§ What is needed
Copy every line of the data that includes the string "земельного".

**** Data shown

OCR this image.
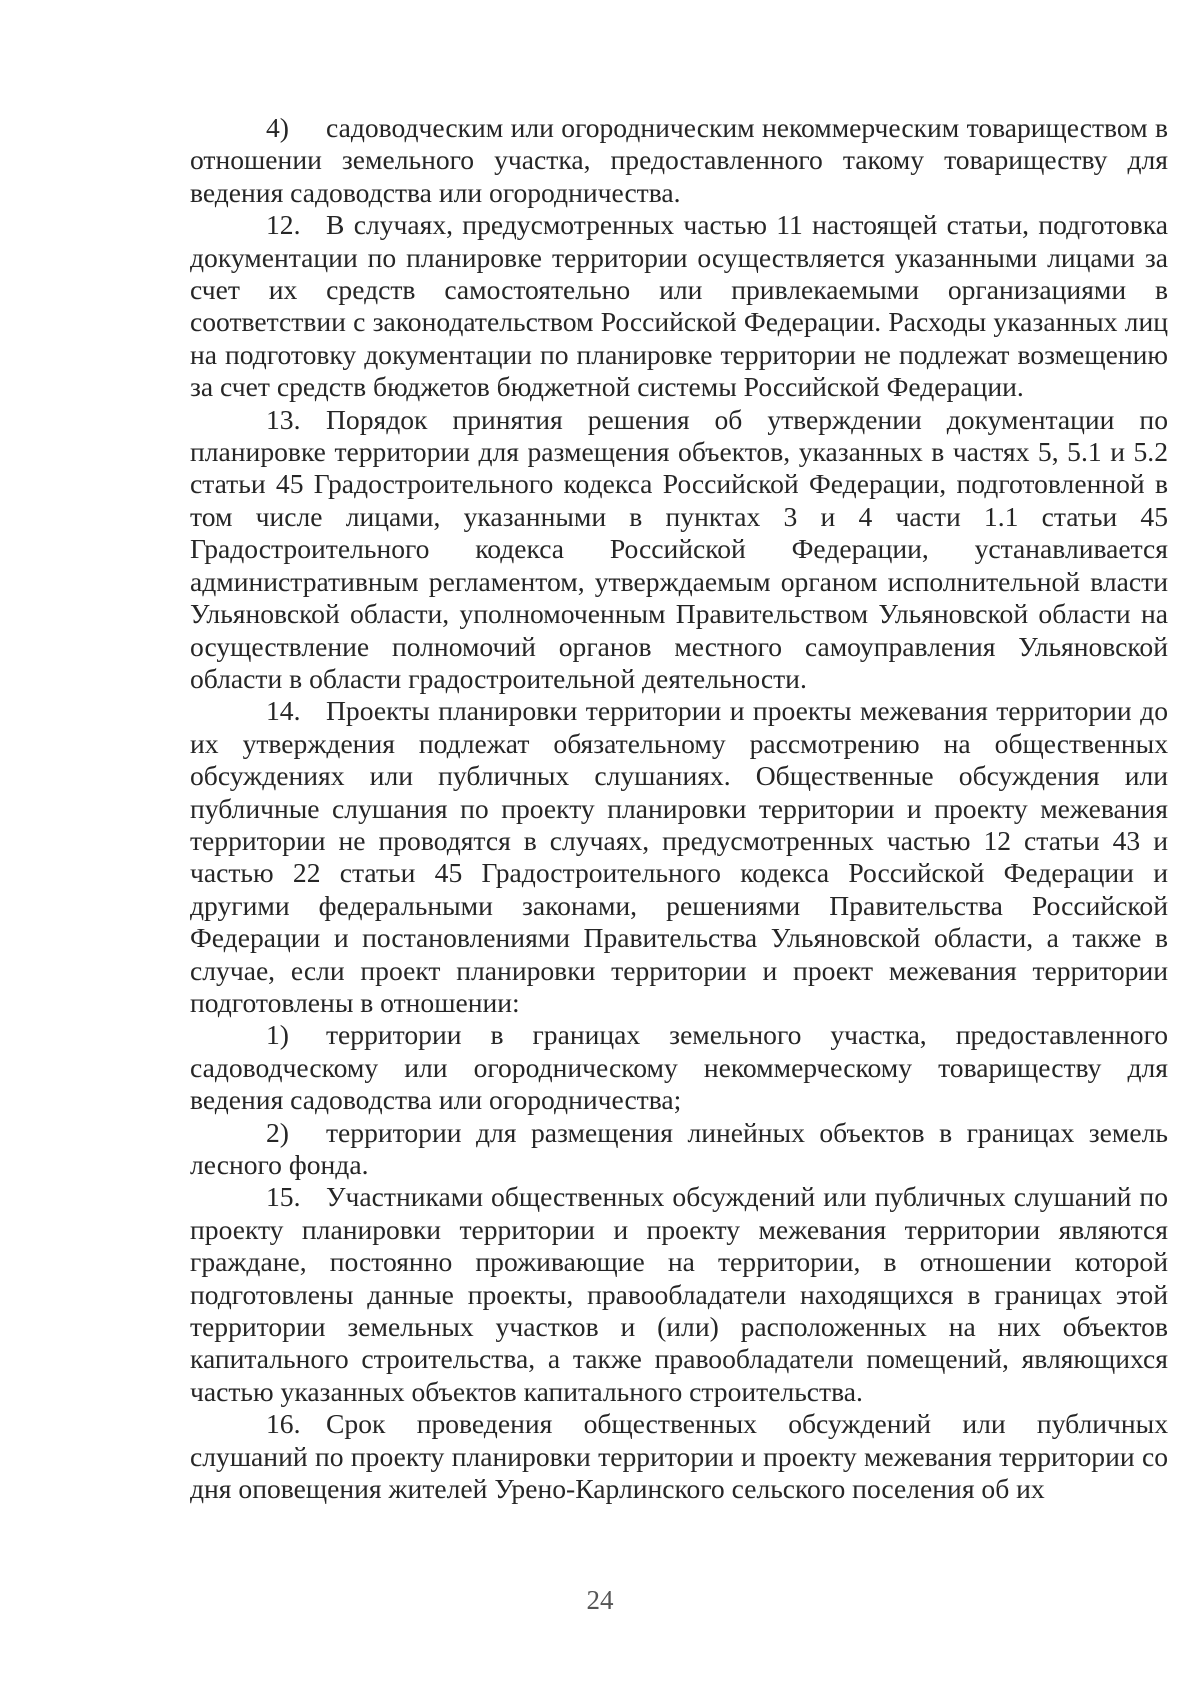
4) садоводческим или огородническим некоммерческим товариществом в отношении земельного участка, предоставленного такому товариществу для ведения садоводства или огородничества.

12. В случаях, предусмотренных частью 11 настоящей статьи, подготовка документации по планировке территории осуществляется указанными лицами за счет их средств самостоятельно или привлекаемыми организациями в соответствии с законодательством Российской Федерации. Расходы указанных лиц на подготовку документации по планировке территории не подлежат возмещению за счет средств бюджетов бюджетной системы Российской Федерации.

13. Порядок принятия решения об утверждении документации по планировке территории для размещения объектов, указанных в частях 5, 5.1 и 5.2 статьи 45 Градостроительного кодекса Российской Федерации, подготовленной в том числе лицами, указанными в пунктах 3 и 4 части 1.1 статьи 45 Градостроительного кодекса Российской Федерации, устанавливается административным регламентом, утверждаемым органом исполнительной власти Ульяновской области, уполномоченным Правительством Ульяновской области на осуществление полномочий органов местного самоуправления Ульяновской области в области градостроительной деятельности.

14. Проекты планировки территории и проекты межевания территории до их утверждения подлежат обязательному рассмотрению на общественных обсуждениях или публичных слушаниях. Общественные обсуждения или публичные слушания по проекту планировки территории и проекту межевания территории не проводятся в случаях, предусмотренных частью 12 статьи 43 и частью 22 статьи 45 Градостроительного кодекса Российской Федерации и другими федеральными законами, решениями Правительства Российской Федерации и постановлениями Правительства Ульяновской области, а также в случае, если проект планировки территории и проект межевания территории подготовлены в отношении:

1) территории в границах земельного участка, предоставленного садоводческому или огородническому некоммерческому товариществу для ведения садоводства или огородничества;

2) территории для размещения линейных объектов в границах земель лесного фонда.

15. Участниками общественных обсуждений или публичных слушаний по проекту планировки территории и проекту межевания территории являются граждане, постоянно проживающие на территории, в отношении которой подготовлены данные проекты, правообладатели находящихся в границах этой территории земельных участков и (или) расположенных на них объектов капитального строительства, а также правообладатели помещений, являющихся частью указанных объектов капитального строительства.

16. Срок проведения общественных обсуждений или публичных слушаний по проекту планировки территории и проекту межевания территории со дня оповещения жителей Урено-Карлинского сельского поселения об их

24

********

§ Task output
4) садоводческим или огородническим некоммерческим товариществом в отношении земельного участка, предоставленного такому товариществу для ведения садоводства или огородничества.
1) территории в границах земельного участка, предоставленного садоводческому или огородническому некоммерческому товариществу для ведения садоводства или огородничества;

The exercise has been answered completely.